▶ **Instruction**:
Pick every line from the data that holds the word "values".

▶ **Data records**:
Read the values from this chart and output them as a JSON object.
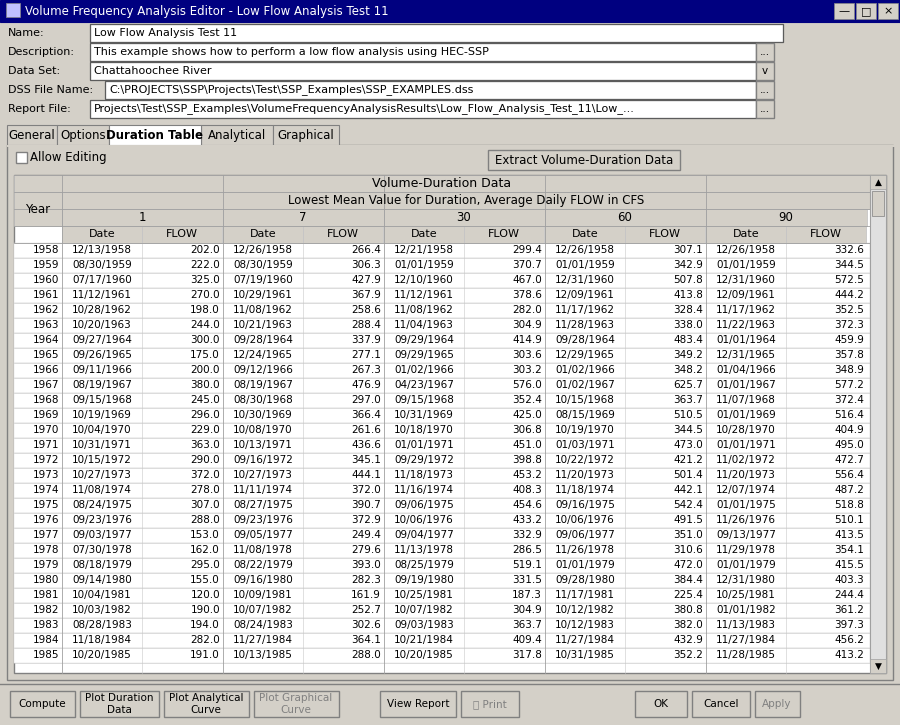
{
  "title_bar": "Volume Frequency Analysis Editor - Low Flow Analysis Test 11",
  "fields": {
    "Name": "Low Flow Analysis Test 11",
    "Description": "This example shows how to perform a low flow analysis using HEC-SSP",
    "Data Set": "Chattahoochee River",
    "DSS File Name": "C:\\PROJECTS\\SSP\\Projects\\Test\\SSP_Examples\\SSP_EXAMPLES.dss",
    "Report File": "Projects\\Test\\SSP_Examples\\VolumeFrequencyAnalysisResults\\Low_Flow_Analysis_Test_11\\Low_..."
  },
  "tabs": [
    "General",
    "Options",
    "Duration Table",
    "Analytical",
    "Graphical"
  ],
  "active_tab": "Duration Table",
  "table_header1": "Volume-Duration Data",
  "table_header2": "Lowest Mean Value for Duration, Average Daily FLOW in CFS",
  "durations": [
    "1",
    "7",
    "30",
    "60",
    "90"
  ],
  "row_header": "Year",
  "data": [
    [
      1958,
      "12/13/1958",
      202.0,
      "12/26/1958",
      266.4,
      "12/21/1958",
      299.4,
      "12/26/1958",
      307.1,
      "12/26/1958",
      332.6
    ],
    [
      1959,
      "08/30/1959",
      222.0,
      "08/30/1959",
      306.3,
      "01/01/1959",
      370.7,
      "01/01/1959",
      342.9,
      "01/01/1959",
      344.5
    ],
    [
      1960,
      "07/17/1960",
      325.0,
      "07/19/1960",
      427.9,
      "12/10/1960",
      467.0,
      "12/31/1960",
      507.8,
      "12/31/1960",
      572.5
    ],
    [
      1961,
      "11/12/1961",
      270.0,
      "10/29/1961",
      367.9,
      "11/12/1961",
      378.6,
      "12/09/1961",
      413.8,
      "12/09/1961",
      444.2
    ],
    [
      1962,
      "10/28/1962",
      198.0,
      "11/08/1962",
      258.6,
      "11/08/1962",
      282.0,
      "11/17/1962",
      328.4,
      "11/17/1962",
      352.5
    ],
    [
      1963,
      "10/20/1963",
      244.0,
      "10/21/1963",
      288.4,
      "11/04/1963",
      304.9,
      "11/28/1963",
      338.0,
      "11/22/1963",
      372.3
    ],
    [
      1964,
      "09/27/1964",
      300.0,
      "09/28/1964",
      337.9,
      "09/29/1964",
      414.9,
      "09/28/1964",
      483.4,
      "01/01/1964",
      459.9
    ],
    [
      1965,
      "09/26/1965",
      175.0,
      "12/24/1965",
      277.1,
      "09/29/1965",
      303.6,
      "12/29/1965",
      349.2,
      "12/31/1965",
      357.8
    ],
    [
      1966,
      "09/11/1966",
      200.0,
      "09/12/1966",
      267.3,
      "01/02/1966",
      303.2,
      "01/02/1966",
      348.2,
      "01/04/1966",
      348.9
    ],
    [
      1967,
      "08/19/1967",
      380.0,
      "08/19/1967",
      476.9,
      "04/23/1967",
      576.0,
      "01/02/1967",
      625.7,
      "01/01/1967",
      577.2
    ],
    [
      1968,
      "09/15/1968",
      245.0,
      "08/30/1968",
      297.0,
      "09/15/1968",
      352.4,
      "10/15/1968",
      363.7,
      "11/07/1968",
      372.4
    ],
    [
      1969,
      "10/19/1969",
      296.0,
      "10/30/1969",
      366.4,
      "10/31/1969",
      425.0,
      "08/15/1969",
      510.5,
      "01/01/1969",
      516.4
    ],
    [
      1970,
      "10/04/1970",
      229.0,
      "10/08/1970",
      261.6,
      "10/18/1970",
      306.8,
      "10/19/1970",
      344.5,
      "10/28/1970",
      404.9
    ],
    [
      1971,
      "10/31/1971",
      363.0,
      "10/13/1971",
      436.6,
      "01/01/1971",
      451.0,
      "01/03/1971",
      473.0,
      "01/01/1971",
      495.0
    ],
    [
      1972,
      "10/15/1972",
      290.0,
      "09/16/1972",
      345.1,
      "09/29/1972",
      398.8,
      "10/22/1972",
      421.2,
      "11/02/1972",
      472.7
    ],
    [
      1973,
      "10/27/1973",
      372.0,
      "10/27/1973",
      444.1,
      "11/18/1973",
      453.2,
      "11/20/1973",
      501.4,
      "11/20/1973",
      556.4
    ],
    [
      1974,
      "11/08/1974",
      278.0,
      "11/11/1974",
      372.0,
      "11/16/1974",
      408.3,
      "11/18/1974",
      442.1,
      "12/07/1974",
      487.2
    ],
    [
      1975,
      "08/24/1975",
      307.0,
      "08/27/1975",
      390.7,
      "09/06/1975",
      454.6,
      "09/16/1975",
      542.4,
      "01/01/1975",
      518.8
    ],
    [
      1976,
      "09/23/1976",
      288.0,
      "09/23/1976",
      372.9,
      "10/06/1976",
      433.2,
      "10/06/1976",
      491.5,
      "11/26/1976",
      510.1
    ],
    [
      1977,
      "09/03/1977",
      153.0,
      "09/05/1977",
      249.4,
      "09/04/1977",
      332.9,
      "09/06/1977",
      351.0,
      "09/13/1977",
      413.5
    ],
    [
      1978,
      "07/30/1978",
      162.0,
      "11/08/1978",
      279.6,
      "11/13/1978",
      286.5,
      "11/26/1978",
      310.6,
      "11/29/1978",
      354.1
    ],
    [
      1979,
      "08/18/1979",
      295.0,
      "08/22/1979",
      393.0,
      "08/25/1979",
      519.1,
      "01/01/1979",
      472.0,
      "01/01/1979",
      415.5
    ],
    [
      1980,
      "09/14/1980",
      155.0,
      "09/16/1980",
      282.3,
      "09/19/1980",
      331.5,
      "09/28/1980",
      384.4,
      "12/31/1980",
      403.3
    ],
    [
      1981,
      "10/04/1981",
      120.0,
      "10/09/1981",
      161.9,
      "10/25/1981",
      187.3,
      "11/17/1981",
      225.4,
      "10/25/1981",
      244.4
    ],
    [
      1982,
      "10/03/1982",
      190.0,
      "10/07/1982",
      252.7,
      "10/07/1982",
      304.9,
      "10/12/1982",
      380.8,
      "01/01/1982",
      361.2
    ],
    [
      1983,
      "08/28/1983",
      194.0,
      "08/24/1983",
      302.6,
      "09/03/1983",
      363.7,
      "10/12/1983",
      382.0,
      "11/13/1983",
      397.3
    ],
    [
      1984,
      "11/18/1984",
      282.0,
      "11/27/1984",
      364.1,
      "10/21/1984",
      409.4,
      "11/27/1984",
      432.9,
      "11/27/1984",
      456.2
    ],
    [
      1985,
      "10/20/1985",
      191.0,
      "10/13/1985",
      288.0,
      "10/20/1985",
      317.8,
      "10/31/1985",
      352.2,
      "11/28/1985",
      413.2
    ]
  ],
  "win_bg": "#d4d0c8",
  "title_bg": "#000080",
  "title_fg": "#ffffff",
  "white": "#ffffff",
  "light_gray": "#f0f0f0",
  "mid_gray": "#c0c0c0",
  "dark_gray": "#808080",
  "btn_face": "#d4d0c8",
  "table_header_bg": "#d4d0c8",
  "cell_bg": "#ffffff"
}
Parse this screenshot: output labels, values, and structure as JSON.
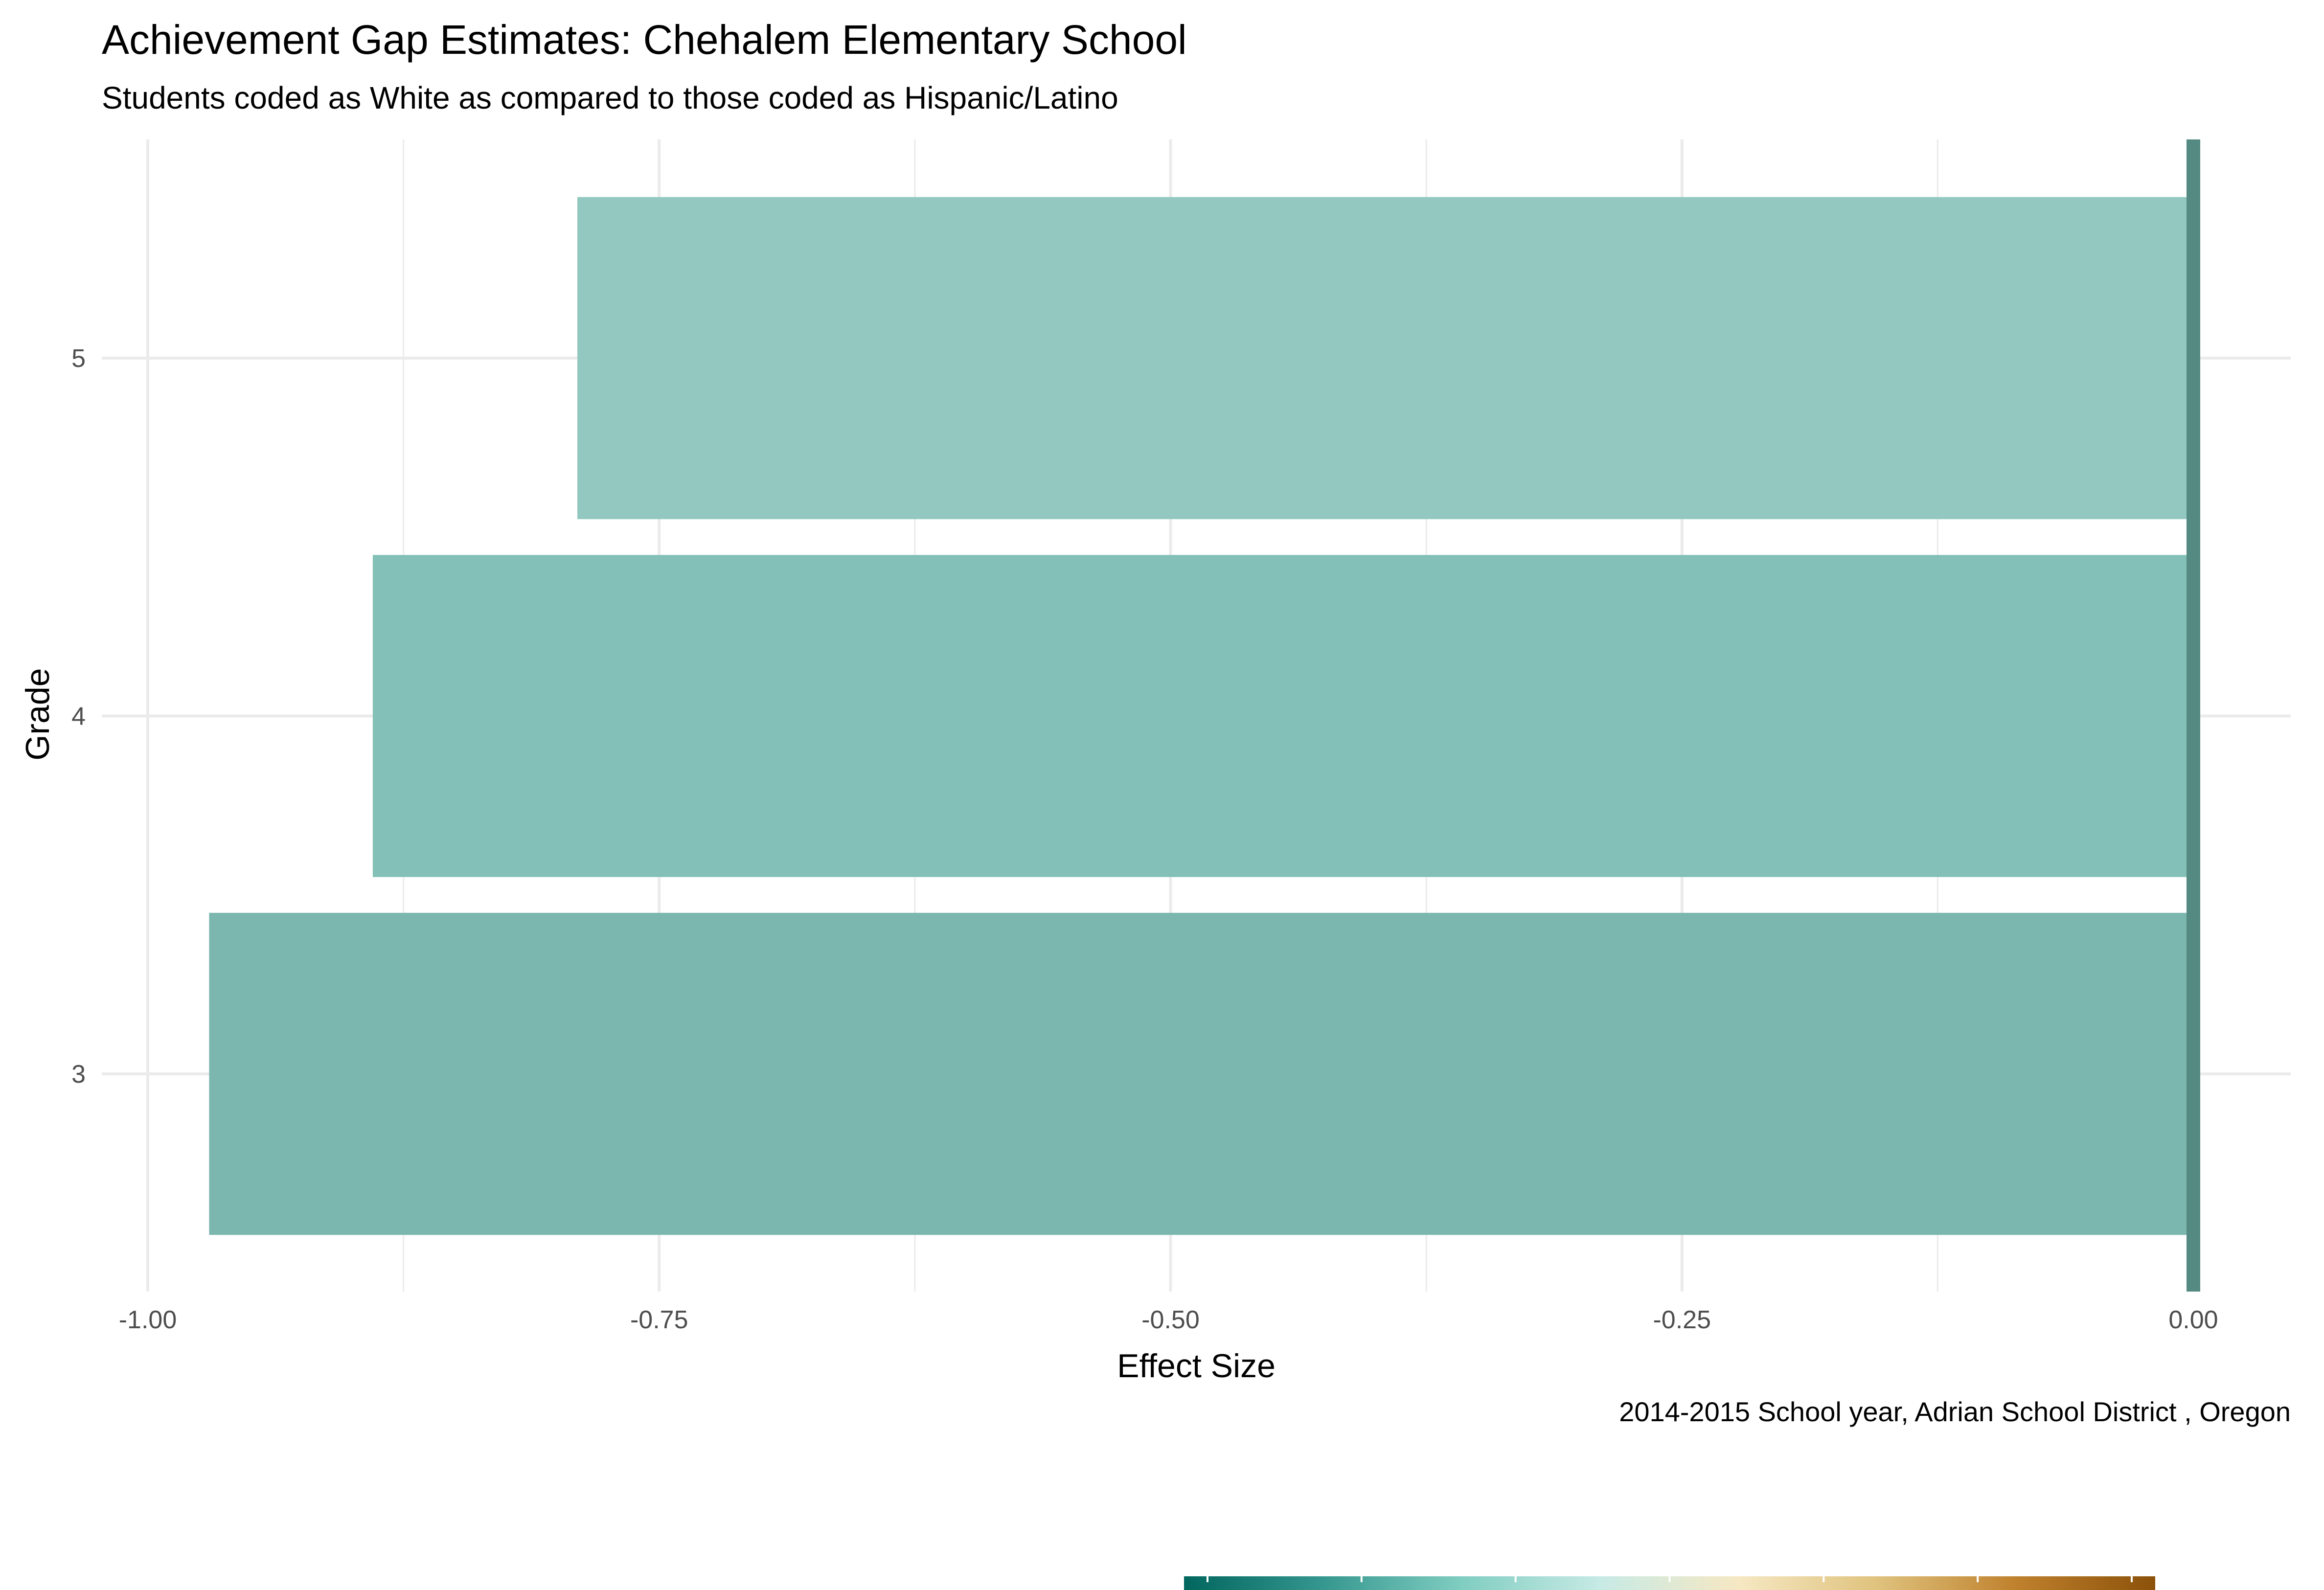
{
  "chart_data": {
    "type": "bar",
    "orientation": "horizontal",
    "title": "Achievement Gap Estimates: Chehalem Elementary School",
    "subtitle": "Students coded as White as compared to those coded as Hispanic/Latino",
    "caption": "2014-2015 School year,  Adrian School District , Oregon",
    "xlabel": "Effect Size",
    "ylabel": "Grade",
    "categories": [
      "3",
      "4",
      "5"
    ],
    "values": [
      -0.97,
      -0.89,
      -0.79
    ],
    "bar_colors": [
      "#7bb7af",
      "#83c0b7",
      "#93c8c0"
    ],
    "xlim": [
      -1.0,
      0.0
    ],
    "xticks": [
      -1.0,
      -0.75,
      -0.5,
      -0.25,
      0.0
    ],
    "xtick_labels": [
      "-1.00",
      "-0.75",
      "-0.50",
      "-0.25",
      "0.00"
    ],
    "grid": true,
    "zero_line_color": "#558a82",
    "legend": "bottom",
    "legend_colors": [
      "#01665e",
      "#35978f",
      "#80cdc1",
      "#c7eae5",
      "#f6e8c3",
      "#dfc27d",
      "#bf812d",
      "#8c510a"
    ]
  }
}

▶ **Result**:
Read the values from this chart and output them as a JSON object.
Parse this screenshot: output labels, values, and structure as JSON.
    "values": [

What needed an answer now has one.